-- START Task data --

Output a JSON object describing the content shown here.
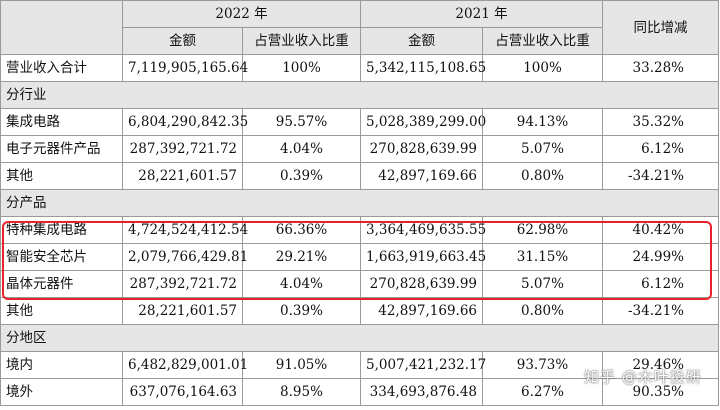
{
  "header": {
    "year_2022": "2022 年",
    "year_2021": "2021 年",
    "yoy": "同比增减",
    "amount_2022": "金额",
    "share_2022": "占营业收入比重",
    "amount_2021": "金额",
    "share_2021": "占营业收入比重"
  },
  "total": {
    "label": "营业收入合计",
    "amt22": "7,119,905,165.64",
    "pct22": "100%",
    "amt21": "5,342,115,108.65",
    "pct21": "100%",
    "yoy": "33.28%"
  },
  "sections": {
    "industry": "分行业",
    "product": "分产品",
    "region": "分地区"
  },
  "industry_rows": [
    {
      "label": "集成电路",
      "amt22": "6,804,290,842.35",
      "pct22": "95.57%",
      "amt21": "5,028,389,299.00",
      "pct21": "94.13%",
      "yoy": "35.32%"
    },
    {
      "label": "电子元器件产品",
      "amt22": "287,392,721.72",
      "pct22": "4.04%",
      "amt21": "270,828,639.99",
      "pct21": "5.07%",
      "yoy": "6.12%"
    },
    {
      "label": "其他",
      "amt22": "28,221,601.57",
      "pct22": "0.39%",
      "amt21": "42,897,169.66",
      "pct21": "0.80%",
      "yoy": "-34.21%"
    }
  ],
  "product_rows": [
    {
      "label": "特种集成电路",
      "amt22": "4,724,524,412.54",
      "pct22": "66.36%",
      "amt21": "3,364,469,635.55",
      "pct21": "62.98%",
      "yoy": "40.42%"
    },
    {
      "label": "智能安全芯片",
      "amt22": "2,079,766,429.81",
      "pct22": "29.21%",
      "amt21": "1,663,919,663.45",
      "pct21": "31.15%",
      "yoy": "24.99%"
    },
    {
      "label": "晶体元器件",
      "amt22": "287,392,721.72",
      "pct22": "4.04%",
      "amt21": "270,828,639.99",
      "pct21": "5.07%",
      "yoy": "6.12%"
    },
    {
      "label": "其他",
      "amt22": "28,221,601.57",
      "pct22": "0.39%",
      "amt21": "42,897,169.66",
      "pct21": "0.80%",
      "yoy": "-34.21%"
    }
  ],
  "region_rows": [
    {
      "label": "境内",
      "amt22": "6,482,829,001.01",
      "pct22": "91.05%",
      "amt21": "5,007,421,232.17",
      "pct21": "93.73%",
      "yoy": "29.46%"
    },
    {
      "label": "境外",
      "amt22": "637,076,164.63",
      "pct22": "8.95%",
      "amt21": "334,693,876.48",
      "pct21": "6.27%",
      "yoy": "90.35%"
    }
  ],
  "highlight_color": "#e8232b",
  "watermark": "知乎 @木叶投研"
}
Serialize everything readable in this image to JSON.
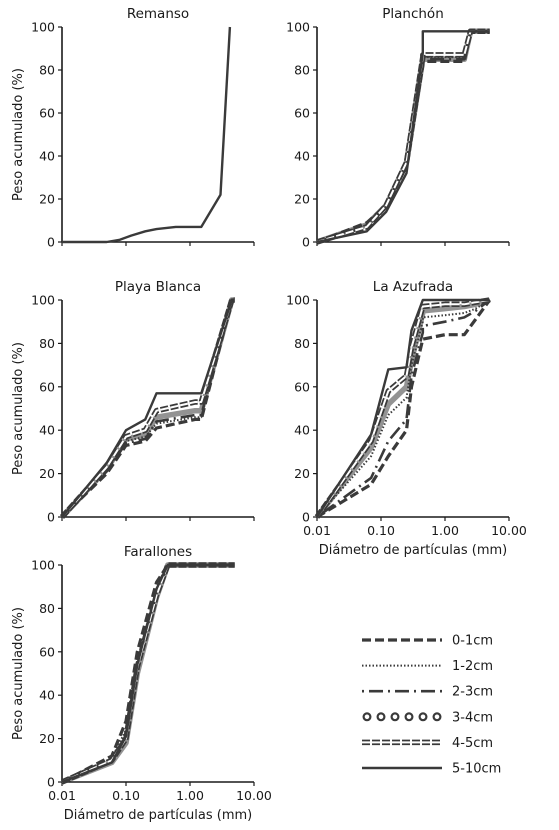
{
  "chart_data": [
    {
      "type": "line",
      "title": "Remanso",
      "ylabel": "Peso acumulado (%)",
      "xlabel": "",
      "x_scale": "log",
      "xlim": [
        0.01,
        10
      ],
      "ylim": [
        0,
        100
      ],
      "yticks": [
        "0",
        "20",
        "40",
        "60",
        "80",
        "100"
      ],
      "xticks": [],
      "series": [
        {
          "style": "5-10cm",
          "x": [
            0.01,
            0.05,
            0.08,
            0.12,
            0.2,
            0.3,
            0.6,
            1.5,
            3.0,
            4.2
          ],
          "y": [
            0,
            0,
            1,
            3,
            5,
            6,
            7,
            7,
            22,
            100
          ]
        }
      ]
    },
    {
      "type": "line",
      "title": "Planchón",
      "ylabel": "",
      "xlabel": "",
      "x_scale": "log",
      "xlim": [
        0.01,
        10
      ],
      "ylim": [
        0,
        100
      ],
      "yticks": [
        "0",
        "20",
        "40",
        "60",
        "80",
        "100"
      ],
      "xticks": [],
      "series": [
        {
          "style": "0-1cm",
          "x": [
            0.01,
            0.06,
            0.12,
            0.25,
            0.45,
            0.45,
            2.0,
            2.5,
            5.0
          ],
          "y": [
            0,
            9,
            17,
            36,
            82,
            84,
            84,
            98,
            98
          ]
        },
        {
          "style": "1-2cm",
          "x": [
            0.01,
            0.06,
            0.12,
            0.25,
            0.45,
            0.45,
            2.0,
            2.5,
            5.0
          ],
          "y": [
            0,
            8,
            18,
            38,
            86,
            86,
            86,
            98,
            98
          ]
        },
        {
          "style": "2-3cm",
          "x": [
            0.01,
            0.06,
            0.12,
            0.25,
            0.45,
            0.45,
            2.0,
            2.5,
            5.0
          ],
          "y": [
            0,
            7,
            16,
            35,
            84,
            85,
            85,
            98,
            98
          ]
        },
        {
          "style": "3-4cm",
          "x": [
            0.01,
            0.06,
            0.12,
            0.25,
            0.45,
            0.45,
            2.0,
            2.5,
            5.0
          ],
          "y": [
            0,
            8,
            17,
            37,
            85,
            85,
            85,
            98,
            98
          ]
        },
        {
          "style": "4-5cm",
          "x": [
            0.01,
            0.06,
            0.12,
            0.25,
            0.45,
            0.45,
            2.0,
            2.5,
            5.0
          ],
          "y": [
            0,
            7,
            17,
            37,
            86,
            87,
            87,
            98,
            98
          ]
        },
        {
          "style": "5-10cm",
          "x": [
            0.01,
            0.06,
            0.12,
            0.25,
            0.45,
            0.45,
            2.0,
            2.5,
            5.0
          ],
          "y": [
            0,
            5,
            14,
            32,
            88,
            98,
            98,
            98,
            98
          ]
        }
      ]
    },
    {
      "type": "line",
      "title": "Playa Blanca",
      "ylabel": "Peso acumulado (%)",
      "xlabel": "",
      "x_scale": "log",
      "xlim": [
        0.01,
        10
      ],
      "ylim": [
        0,
        100
      ],
      "yticks": [
        "0",
        "20",
        "40",
        "60",
        "80",
        "100"
      ],
      "xticks": [],
      "series": [
        {
          "style": "0-1cm",
          "x": [
            0.01,
            0.05,
            0.1,
            0.2,
            0.3,
            1.2,
            1.5,
            4.5,
            5.0
          ],
          "y": [
            0,
            20,
            33,
            35,
            41,
            45,
            45,
            100,
            100
          ]
        },
        {
          "style": "1-2cm",
          "x": [
            0.01,
            0.05,
            0.1,
            0.2,
            0.3,
            1.2,
            1.5,
            4.5,
            5.0
          ],
          "y": [
            0,
            21,
            35,
            37,
            43,
            46,
            46,
            100,
            100
          ]
        },
        {
          "style": "2-3cm",
          "x": [
            0.01,
            0.05,
            0.1,
            0.2,
            0.3,
            1.2,
            1.5,
            4.5,
            5.0
          ],
          "y": [
            0,
            21,
            34,
            36,
            44,
            47,
            47,
            100,
            100
          ]
        },
        {
          "style": "3-4cm",
          "x": [
            0.01,
            0.05,
            0.1,
            0.2,
            0.3,
            1.2,
            1.5,
            4.5,
            5.0
          ],
          "y": [
            0,
            22,
            36,
            38,
            46,
            49,
            49,
            100,
            100
          ]
        },
        {
          "style": "4-5cm",
          "x": [
            0.01,
            0.05,
            0.1,
            0.2,
            0.3,
            1.2,
            1.5,
            4.5,
            5.0
          ],
          "y": [
            0,
            23,
            37,
            40,
            49,
            53,
            53,
            100,
            100
          ]
        },
        {
          "style": "5-10cm",
          "x": [
            0.01,
            0.05,
            0.1,
            0.2,
            0.3,
            1.2,
            1.5,
            4.5,
            5.0
          ],
          "y": [
            0,
            25,
            40,
            45,
            57,
            57,
            57,
            100,
            100
          ]
        }
      ]
    },
    {
      "type": "line",
      "title": "La Azufrada",
      "ylabel": "",
      "xlabel": "Diámetro de partículas (mm)",
      "x_scale": "log",
      "xlim": [
        0.01,
        10
      ],
      "ylim": [
        0,
        100
      ],
      "yticks": [
        "0",
        "20",
        "40",
        "60",
        "80",
        "100"
      ],
      "xticks": [
        "0.01",
        "0.10",
        "1.00",
        "10.00"
      ],
      "series": [
        {
          "style": "0-1cm",
          "x": [
            0.01,
            0.07,
            0.13,
            0.25,
            0.3,
            0.45,
            0.45,
            1.0,
            2.0,
            3.0,
            5.0
          ],
          "y": [
            0,
            15,
            28,
            40,
            60,
            82,
            82,
            84,
            84,
            91,
            100
          ]
        },
        {
          "style": "1-2cm",
          "x": [
            0.01,
            0.07,
            0.13,
            0.25,
            0.3,
            0.45,
            0.45,
            1.0,
            2.0,
            3.0,
            5.0
          ],
          "y": [
            0,
            28,
            47,
            55,
            70,
            90,
            92,
            93,
            94,
            96,
            100
          ]
        },
        {
          "style": "2-3cm",
          "x": [
            0.01,
            0.07,
            0.13,
            0.25,
            0.3,
            0.45,
            0.45,
            1.0,
            2.0,
            3.0,
            5.0
          ],
          "y": [
            0,
            18,
            35,
            45,
            65,
            85,
            88,
            90,
            92,
            95,
            100
          ]
        },
        {
          "style": "3-4cm",
          "x": [
            0.01,
            0.07,
            0.13,
            0.25,
            0.3,
            0.45,
            0.45,
            1.0,
            2.0,
            3.0,
            5.0
          ],
          "y": [
            0,
            32,
            52,
            60,
            72,
            94,
            95,
            96,
            97,
            98,
            100
          ]
        },
        {
          "style": "4-5cm",
          "x": [
            0.01,
            0.07,
            0.13,
            0.25,
            0.3,
            0.45,
            0.45,
            1.0,
            2.0,
            3.0,
            5.0
          ],
          "y": [
            0,
            35,
            58,
            65,
            78,
            97,
            97,
            98,
            98,
            99,
            100
          ]
        },
        {
          "style": "5-10cm",
          "x": [
            0.01,
            0.07,
            0.13,
            0.25,
            0.3,
            0.45,
            0.45,
            1.0,
            2.0,
            3.0,
            5.0
          ],
          "y": [
            0,
            38,
            68,
            69,
            86,
            100,
            100,
            100,
            100,
            100,
            100
          ]
        }
      ]
    },
    {
      "type": "line",
      "title": "Farallones",
      "ylabel": "Peso acumulado (%)",
      "xlabel": "Diámetro de partículas (mm)",
      "x_scale": "log",
      "xlim": [
        0.01,
        10
      ],
      "ylim": [
        0,
        100
      ],
      "yticks": [
        "0",
        "20",
        "40",
        "60",
        "80",
        "100"
      ],
      "xticks": [
        "0.01",
        "0.10",
        "1.00",
        "10.00"
      ],
      "series": [
        {
          "style": "0-1cm",
          "x": [
            0.01,
            0.06,
            0.1,
            0.15,
            0.3,
            0.45,
            1.0,
            5.0
          ],
          "y": [
            0,
            12,
            28,
            60,
            92,
            100,
            100,
            100
          ]
        },
        {
          "style": "1-2cm",
          "x": [
            0.01,
            0.06,
            0.1,
            0.15,
            0.3,
            0.45,
            1.0,
            5.0
          ],
          "y": [
            0,
            11,
            24,
            56,
            88,
            100,
            100,
            100
          ]
        },
        {
          "style": "2-3cm",
          "x": [
            0.01,
            0.06,
            0.1,
            0.15,
            0.3,
            0.45,
            1.0,
            5.0
          ],
          "y": [
            0,
            10,
            22,
            55,
            87,
            100,
            100,
            100
          ]
        },
        {
          "style": "3-4cm",
          "x": [
            0.01,
            0.06,
            0.1,
            0.15,
            0.3,
            0.45,
            1.0,
            5.0
          ],
          "y": [
            0,
            9,
            18,
            50,
            85,
            100,
            100,
            100
          ]
        },
        {
          "style": "4-5cm",
          "x": [
            0.01,
            0.06,
            0.1,
            0.15,
            0.3,
            0.45,
            1.0,
            5.0
          ],
          "y": [
            0,
            10,
            20,
            53,
            86,
            100,
            100,
            100
          ]
        },
        {
          "style": "5-10cm",
          "x": [
            0.01,
            0.06,
            0.1,
            0.15,
            0.3,
            0.45,
            1.0,
            5.0
          ],
          "y": [
            0,
            9,
            21,
            54,
            89,
            100,
            100,
            100
          ]
        }
      ]
    }
  ],
  "legend": {
    "placement": "bottom-right",
    "items": [
      {
        "label": "0-1cm"
      },
      {
        "label": "1-2cm"
      },
      {
        "label": "2-3cm"
      },
      {
        "label": "3-4cm"
      },
      {
        "label": "4-5cm"
      },
      {
        "label": "5-10cm"
      }
    ]
  },
  "colors": {
    "line": "#3a3a3a",
    "axis": "#1a1a1a",
    "text": "#1a1a1a"
  }
}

-- END Task data --

§ Written instruction:
Gather each line of the records holding the string "JSON".

§ Result of the exercise:
Output a JSON object describing the content shown here.
Serialize everything readable in this image to JSON.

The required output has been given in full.